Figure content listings

(begin)

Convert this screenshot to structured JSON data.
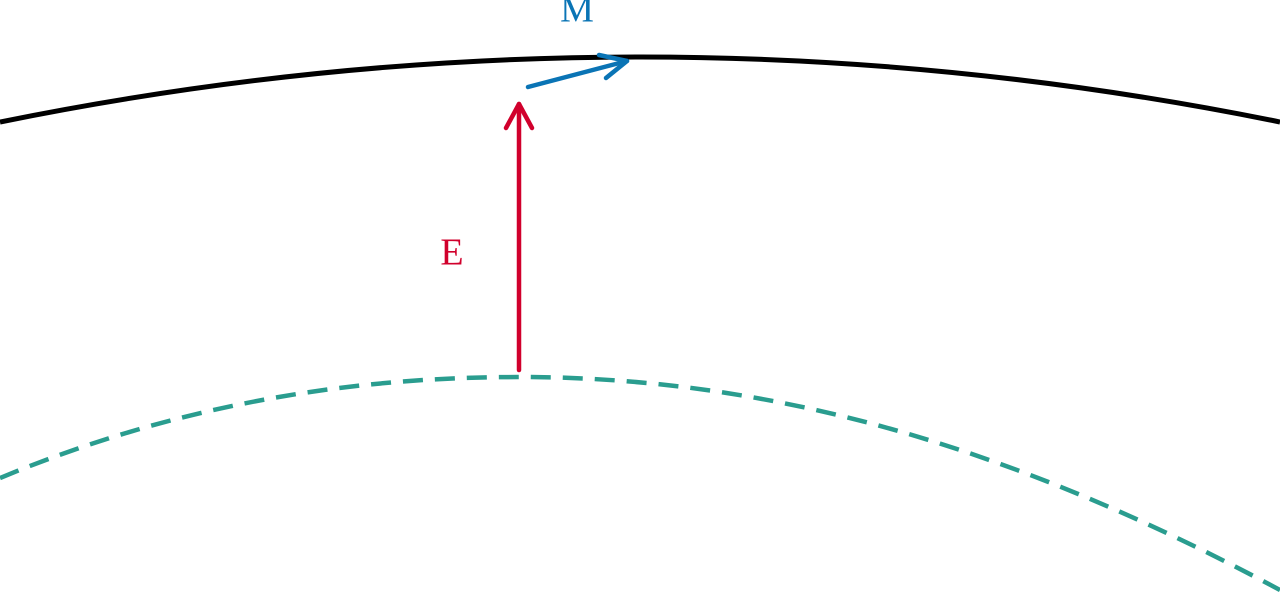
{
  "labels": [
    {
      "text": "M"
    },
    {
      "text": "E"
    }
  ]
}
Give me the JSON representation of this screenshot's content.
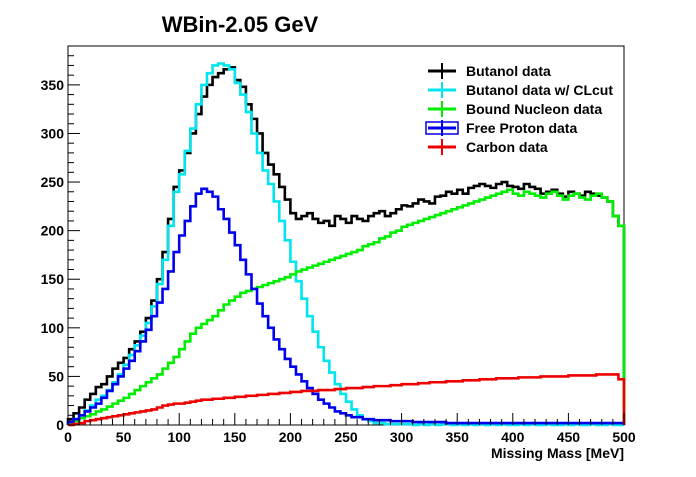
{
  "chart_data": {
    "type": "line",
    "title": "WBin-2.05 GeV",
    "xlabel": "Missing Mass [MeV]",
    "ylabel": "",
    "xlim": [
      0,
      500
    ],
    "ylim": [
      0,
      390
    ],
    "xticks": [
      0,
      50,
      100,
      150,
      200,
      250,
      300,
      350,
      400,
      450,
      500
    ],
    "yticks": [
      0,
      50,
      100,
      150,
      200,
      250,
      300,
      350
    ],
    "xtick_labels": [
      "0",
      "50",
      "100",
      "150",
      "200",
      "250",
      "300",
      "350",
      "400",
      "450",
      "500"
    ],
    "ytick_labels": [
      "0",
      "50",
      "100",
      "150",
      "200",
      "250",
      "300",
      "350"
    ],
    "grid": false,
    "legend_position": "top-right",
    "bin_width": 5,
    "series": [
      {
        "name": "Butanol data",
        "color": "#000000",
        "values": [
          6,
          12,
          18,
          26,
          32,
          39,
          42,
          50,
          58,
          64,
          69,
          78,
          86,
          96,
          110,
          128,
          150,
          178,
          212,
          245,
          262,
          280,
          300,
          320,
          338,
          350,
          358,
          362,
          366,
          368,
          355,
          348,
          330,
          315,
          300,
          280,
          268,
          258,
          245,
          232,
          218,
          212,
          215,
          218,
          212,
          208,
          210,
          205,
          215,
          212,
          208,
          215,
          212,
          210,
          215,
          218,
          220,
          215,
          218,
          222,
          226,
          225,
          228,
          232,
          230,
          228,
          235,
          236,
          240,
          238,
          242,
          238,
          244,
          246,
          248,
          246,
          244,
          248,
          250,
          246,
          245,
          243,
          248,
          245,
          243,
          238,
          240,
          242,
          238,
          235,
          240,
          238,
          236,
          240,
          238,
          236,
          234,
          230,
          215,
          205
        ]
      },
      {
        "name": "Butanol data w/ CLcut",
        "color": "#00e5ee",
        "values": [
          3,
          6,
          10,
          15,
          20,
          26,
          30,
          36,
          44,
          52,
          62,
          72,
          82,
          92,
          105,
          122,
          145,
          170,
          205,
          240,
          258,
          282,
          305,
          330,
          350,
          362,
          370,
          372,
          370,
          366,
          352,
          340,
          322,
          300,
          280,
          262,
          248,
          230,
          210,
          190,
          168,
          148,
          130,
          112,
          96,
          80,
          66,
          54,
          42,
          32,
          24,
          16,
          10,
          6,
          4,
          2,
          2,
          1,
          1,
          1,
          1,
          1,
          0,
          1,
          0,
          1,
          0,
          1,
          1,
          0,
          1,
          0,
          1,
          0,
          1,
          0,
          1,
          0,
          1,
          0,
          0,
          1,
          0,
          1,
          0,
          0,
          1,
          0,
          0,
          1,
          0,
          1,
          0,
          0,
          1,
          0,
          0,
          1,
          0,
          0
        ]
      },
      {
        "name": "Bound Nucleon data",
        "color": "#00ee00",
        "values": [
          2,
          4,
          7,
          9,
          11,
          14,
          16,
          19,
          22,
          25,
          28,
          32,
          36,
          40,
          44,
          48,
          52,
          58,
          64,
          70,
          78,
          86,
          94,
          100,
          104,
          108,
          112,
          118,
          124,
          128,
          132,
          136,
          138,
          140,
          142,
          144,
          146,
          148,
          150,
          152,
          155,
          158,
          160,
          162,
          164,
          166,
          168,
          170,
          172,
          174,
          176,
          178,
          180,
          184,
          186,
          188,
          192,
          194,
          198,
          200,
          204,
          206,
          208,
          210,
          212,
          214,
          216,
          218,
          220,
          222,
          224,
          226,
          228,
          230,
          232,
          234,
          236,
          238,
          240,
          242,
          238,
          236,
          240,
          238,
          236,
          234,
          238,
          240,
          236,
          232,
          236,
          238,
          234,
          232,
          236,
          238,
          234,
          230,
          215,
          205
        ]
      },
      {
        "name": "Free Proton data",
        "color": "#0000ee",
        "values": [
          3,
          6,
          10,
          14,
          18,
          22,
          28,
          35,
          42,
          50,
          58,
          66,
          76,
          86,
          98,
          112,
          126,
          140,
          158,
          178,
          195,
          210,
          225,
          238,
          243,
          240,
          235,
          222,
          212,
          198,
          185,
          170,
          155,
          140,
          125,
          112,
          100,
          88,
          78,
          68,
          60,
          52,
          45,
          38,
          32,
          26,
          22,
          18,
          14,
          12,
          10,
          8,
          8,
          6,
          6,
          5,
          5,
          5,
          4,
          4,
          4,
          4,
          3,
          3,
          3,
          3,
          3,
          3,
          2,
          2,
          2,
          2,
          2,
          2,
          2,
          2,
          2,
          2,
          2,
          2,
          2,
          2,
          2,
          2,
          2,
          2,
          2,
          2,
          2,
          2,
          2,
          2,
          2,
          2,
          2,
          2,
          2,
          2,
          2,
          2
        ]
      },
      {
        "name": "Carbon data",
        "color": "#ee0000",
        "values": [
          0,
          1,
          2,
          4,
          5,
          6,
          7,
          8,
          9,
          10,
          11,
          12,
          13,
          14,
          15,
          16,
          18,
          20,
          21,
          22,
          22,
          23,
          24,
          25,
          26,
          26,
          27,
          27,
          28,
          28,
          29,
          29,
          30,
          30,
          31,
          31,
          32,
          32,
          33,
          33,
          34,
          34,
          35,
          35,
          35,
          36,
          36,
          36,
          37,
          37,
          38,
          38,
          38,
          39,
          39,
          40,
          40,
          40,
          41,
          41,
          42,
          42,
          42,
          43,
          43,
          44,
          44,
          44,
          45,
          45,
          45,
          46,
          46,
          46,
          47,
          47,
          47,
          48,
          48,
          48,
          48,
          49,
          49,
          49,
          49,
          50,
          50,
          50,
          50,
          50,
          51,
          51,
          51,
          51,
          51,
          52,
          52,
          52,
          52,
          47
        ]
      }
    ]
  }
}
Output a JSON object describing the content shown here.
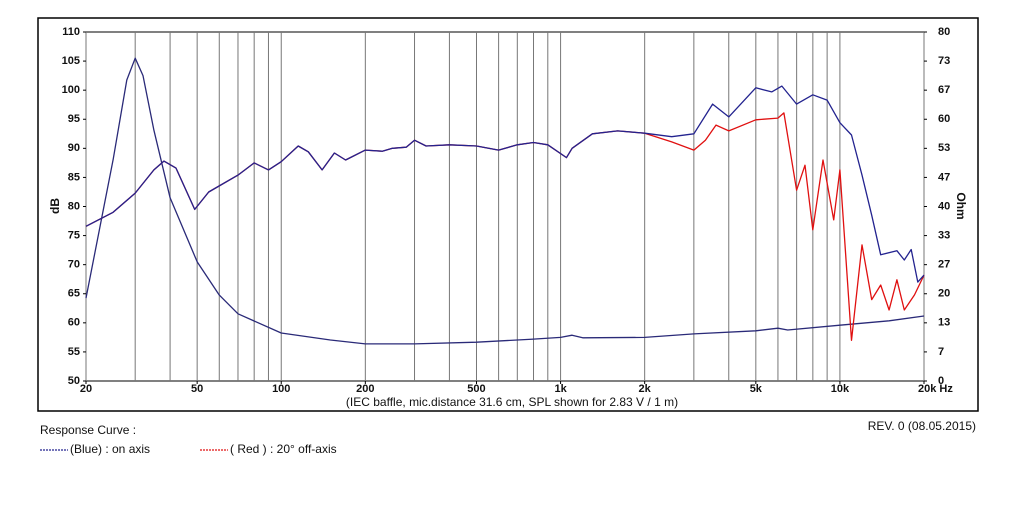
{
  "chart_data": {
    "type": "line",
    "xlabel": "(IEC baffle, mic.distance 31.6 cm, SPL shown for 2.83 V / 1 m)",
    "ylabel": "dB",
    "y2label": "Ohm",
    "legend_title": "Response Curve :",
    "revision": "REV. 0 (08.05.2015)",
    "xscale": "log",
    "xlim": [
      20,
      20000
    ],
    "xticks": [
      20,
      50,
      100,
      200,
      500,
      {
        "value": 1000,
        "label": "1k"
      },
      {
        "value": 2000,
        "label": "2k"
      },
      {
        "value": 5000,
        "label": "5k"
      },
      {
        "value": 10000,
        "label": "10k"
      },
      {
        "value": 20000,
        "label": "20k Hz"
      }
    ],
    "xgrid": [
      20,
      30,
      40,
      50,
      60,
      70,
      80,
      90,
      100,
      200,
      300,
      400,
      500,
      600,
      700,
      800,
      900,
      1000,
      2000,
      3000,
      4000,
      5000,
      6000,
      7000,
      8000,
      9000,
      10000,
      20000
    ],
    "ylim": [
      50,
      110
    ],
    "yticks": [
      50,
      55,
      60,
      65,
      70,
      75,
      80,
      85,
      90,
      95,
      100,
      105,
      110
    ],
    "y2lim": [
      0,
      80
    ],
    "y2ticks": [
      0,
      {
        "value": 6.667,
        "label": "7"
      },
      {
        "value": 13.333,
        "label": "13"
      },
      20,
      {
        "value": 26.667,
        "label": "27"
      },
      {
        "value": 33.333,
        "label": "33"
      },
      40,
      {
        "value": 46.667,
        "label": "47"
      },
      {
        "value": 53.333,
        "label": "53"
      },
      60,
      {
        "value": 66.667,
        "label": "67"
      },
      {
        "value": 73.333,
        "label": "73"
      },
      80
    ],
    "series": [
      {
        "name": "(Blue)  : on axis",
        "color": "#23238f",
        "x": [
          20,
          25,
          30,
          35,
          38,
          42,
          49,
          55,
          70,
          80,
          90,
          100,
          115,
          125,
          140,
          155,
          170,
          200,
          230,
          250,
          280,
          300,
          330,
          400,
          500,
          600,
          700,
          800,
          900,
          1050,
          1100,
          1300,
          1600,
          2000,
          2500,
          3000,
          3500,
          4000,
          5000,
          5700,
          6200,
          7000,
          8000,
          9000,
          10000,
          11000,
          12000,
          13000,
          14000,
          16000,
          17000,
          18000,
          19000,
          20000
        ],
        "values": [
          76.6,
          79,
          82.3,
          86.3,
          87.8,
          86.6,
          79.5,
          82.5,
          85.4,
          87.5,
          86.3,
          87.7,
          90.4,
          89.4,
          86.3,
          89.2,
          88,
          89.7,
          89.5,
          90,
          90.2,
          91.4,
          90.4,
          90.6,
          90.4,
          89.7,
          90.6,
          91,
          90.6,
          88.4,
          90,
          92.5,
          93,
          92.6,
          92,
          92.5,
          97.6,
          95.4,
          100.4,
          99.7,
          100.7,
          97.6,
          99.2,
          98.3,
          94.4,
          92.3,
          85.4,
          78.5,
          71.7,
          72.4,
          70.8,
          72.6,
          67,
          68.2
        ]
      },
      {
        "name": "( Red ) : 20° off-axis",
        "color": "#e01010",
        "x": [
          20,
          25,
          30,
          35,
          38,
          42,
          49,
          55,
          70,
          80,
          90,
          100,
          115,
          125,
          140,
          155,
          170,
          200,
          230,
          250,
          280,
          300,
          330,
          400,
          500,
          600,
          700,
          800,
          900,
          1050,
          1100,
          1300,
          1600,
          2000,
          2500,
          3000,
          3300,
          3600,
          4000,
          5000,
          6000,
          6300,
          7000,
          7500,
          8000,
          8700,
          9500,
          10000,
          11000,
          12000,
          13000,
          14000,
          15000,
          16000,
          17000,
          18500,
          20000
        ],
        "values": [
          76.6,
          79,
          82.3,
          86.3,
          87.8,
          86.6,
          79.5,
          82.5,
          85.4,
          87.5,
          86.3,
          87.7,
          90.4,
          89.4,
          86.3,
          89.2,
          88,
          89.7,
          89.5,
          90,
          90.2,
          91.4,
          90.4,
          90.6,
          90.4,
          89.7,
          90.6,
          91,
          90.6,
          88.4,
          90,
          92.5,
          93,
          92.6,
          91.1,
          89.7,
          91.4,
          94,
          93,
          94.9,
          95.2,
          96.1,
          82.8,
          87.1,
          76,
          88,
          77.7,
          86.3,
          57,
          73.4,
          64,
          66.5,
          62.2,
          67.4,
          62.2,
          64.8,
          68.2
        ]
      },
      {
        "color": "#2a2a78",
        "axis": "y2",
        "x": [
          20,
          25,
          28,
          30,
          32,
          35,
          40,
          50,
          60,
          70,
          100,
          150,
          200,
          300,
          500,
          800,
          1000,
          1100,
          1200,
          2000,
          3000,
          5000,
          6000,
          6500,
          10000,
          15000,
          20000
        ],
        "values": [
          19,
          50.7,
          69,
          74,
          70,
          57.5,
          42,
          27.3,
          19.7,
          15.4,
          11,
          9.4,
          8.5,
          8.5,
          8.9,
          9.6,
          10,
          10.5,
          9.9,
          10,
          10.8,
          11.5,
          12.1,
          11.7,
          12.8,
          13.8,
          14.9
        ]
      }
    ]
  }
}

(end)

■ **What is expected**: Pull out every line in the material above where "shown" occurs.

■ **Solution**:
Output a JSON object describing the content shown here.
    "xlabel": "(IEC baffle, mic.distance 31.6 cm, SPL shown for 2.83 V / 1 m)",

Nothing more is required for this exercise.